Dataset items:

╭──

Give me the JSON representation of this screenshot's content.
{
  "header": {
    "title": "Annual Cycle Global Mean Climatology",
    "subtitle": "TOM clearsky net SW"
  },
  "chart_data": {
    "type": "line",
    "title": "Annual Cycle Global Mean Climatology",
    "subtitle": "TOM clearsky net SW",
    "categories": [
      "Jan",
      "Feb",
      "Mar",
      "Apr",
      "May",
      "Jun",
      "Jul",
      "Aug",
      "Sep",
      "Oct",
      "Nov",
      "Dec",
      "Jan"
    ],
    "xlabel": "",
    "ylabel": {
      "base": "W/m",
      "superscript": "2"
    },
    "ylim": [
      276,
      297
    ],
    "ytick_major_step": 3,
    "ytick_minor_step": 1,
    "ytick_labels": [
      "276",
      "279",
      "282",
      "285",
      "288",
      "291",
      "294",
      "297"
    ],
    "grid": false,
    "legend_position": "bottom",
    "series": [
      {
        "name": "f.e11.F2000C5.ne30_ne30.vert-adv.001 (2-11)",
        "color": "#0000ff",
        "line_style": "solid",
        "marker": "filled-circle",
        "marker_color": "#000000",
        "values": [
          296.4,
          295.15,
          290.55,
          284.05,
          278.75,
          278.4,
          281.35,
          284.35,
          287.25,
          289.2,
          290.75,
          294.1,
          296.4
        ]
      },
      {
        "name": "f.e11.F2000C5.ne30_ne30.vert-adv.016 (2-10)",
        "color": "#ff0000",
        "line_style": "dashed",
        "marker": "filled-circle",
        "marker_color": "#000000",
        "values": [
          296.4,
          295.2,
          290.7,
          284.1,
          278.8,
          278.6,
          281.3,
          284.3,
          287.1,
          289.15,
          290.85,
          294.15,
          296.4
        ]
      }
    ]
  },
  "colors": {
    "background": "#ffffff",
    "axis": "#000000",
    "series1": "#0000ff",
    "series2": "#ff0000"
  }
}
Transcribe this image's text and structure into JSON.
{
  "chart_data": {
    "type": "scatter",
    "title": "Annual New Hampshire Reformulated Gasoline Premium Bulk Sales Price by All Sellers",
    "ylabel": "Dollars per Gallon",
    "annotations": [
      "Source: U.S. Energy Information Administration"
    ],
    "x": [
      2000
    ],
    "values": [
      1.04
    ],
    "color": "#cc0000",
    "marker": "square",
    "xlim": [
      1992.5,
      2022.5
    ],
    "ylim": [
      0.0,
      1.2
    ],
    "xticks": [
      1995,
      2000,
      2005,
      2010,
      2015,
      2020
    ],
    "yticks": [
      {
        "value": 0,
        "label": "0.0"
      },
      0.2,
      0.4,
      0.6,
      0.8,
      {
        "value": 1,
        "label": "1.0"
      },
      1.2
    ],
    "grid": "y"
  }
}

╰──

Stated goal »
Reproduce each entry from the records above, character for character.

Solution to this problem »
Give me the JSON representation of this screenshot's content.
{
  "header": {
    "title": "Annual Cycle Global Mean Climatology",
    "subtitle": "TOM clearsky net SW"
  },
  "chart_data": {
    "type": "line",
    "title": "Annual Cycle Global Mean Climatology",
    "subtitle": "TOM clearsky net SW",
    "categories": [
      "Jan",
      "Feb",
      "Mar",
      "Apr",
      "May",
      "Jun",
      "Jul",
      "Aug",
      "Sep",
      "Oct",
      "Nov",
      "Dec",
      "Jan"
    ],
    "xlabel": "",
    "ylabel": {
      "base": "W/m",
      "superscript": "2"
    },
    "ylim": [
      276,
      297
    ],
    "ytick_major_step": 3,
    "ytick_minor_step": 1,
    "ytick_labels": [
      "276",
      "279",
      "282",
      "285",
      "288",
      "291",
      "294",
      "297"
    ],
    "grid": false,
    "legend_position": "bottom",
    "series": [
      {
        "name": "f.e11.F2000C5.ne30_ne30.vert-adv.001 (2-11)",
        "color": "#0000ff",
        "line_style": "solid",
        "marker": "filled-circle",
        "marker_color": "#000000",
        "values": [
          296.4,
          295.15,
          290.55,
          284.05,
          278.75,
          278.4,
          281.35,
          284.35,
          287.25,
          289.2,
          290.75,
          294.1,
          296.4
        ]
      },
      {
        "name": "f.e11.F2000C5.ne30_ne30.vert-adv.016 (2-10)",
        "color": "#ff0000",
        "line_style": "dashed",
        "marker": "filled-circle",
        "marker_color": "#000000",
        "values": [
          296.4,
          295.2,
          290.7,
          284.1,
          278.8,
          278.6,
          281.3,
          284.3,
          287.1,
          289.15,
          290.85,
          294.15,
          296.4
        ]
      }
    ]
  },
  "colors": {
    "background": "#ffffff",
    "axis": "#000000",
    "series1": "#0000ff",
    "series2": "#ff0000"
  }
}
Transcribe this image's text and structure into JSON.
{
  "chart_data": {
    "type": "scatter",
    "title": "Annual New Hampshire Reformulated Gasoline Premium Bulk Sales Price by All Sellers",
    "ylabel": "Dollars per Gallon",
    "annotations": [
      "Source: U.S. Energy Information Administration"
    ],
    "x": [
      2000
    ],
    "values": [
      1.04
    ],
    "color": "#cc0000",
    "marker": "square",
    "xlim": [
      1992.5,
      2022.5
    ],
    "ylim": [
      0.0,
      1.2
    ],
    "xticks": [
      1995,
      2000,
      2005,
      2010,
      2015,
      2020
    ],
    "yticks": [
      {
        "value": 0,
        "label": "0.0"
      },
      0.2,
      0.4,
      0.6,
      0.8,
      {
        "value": 1,
        "label": "1.0"
      },
      1.2
    ],
    "grid": "y"
  }
}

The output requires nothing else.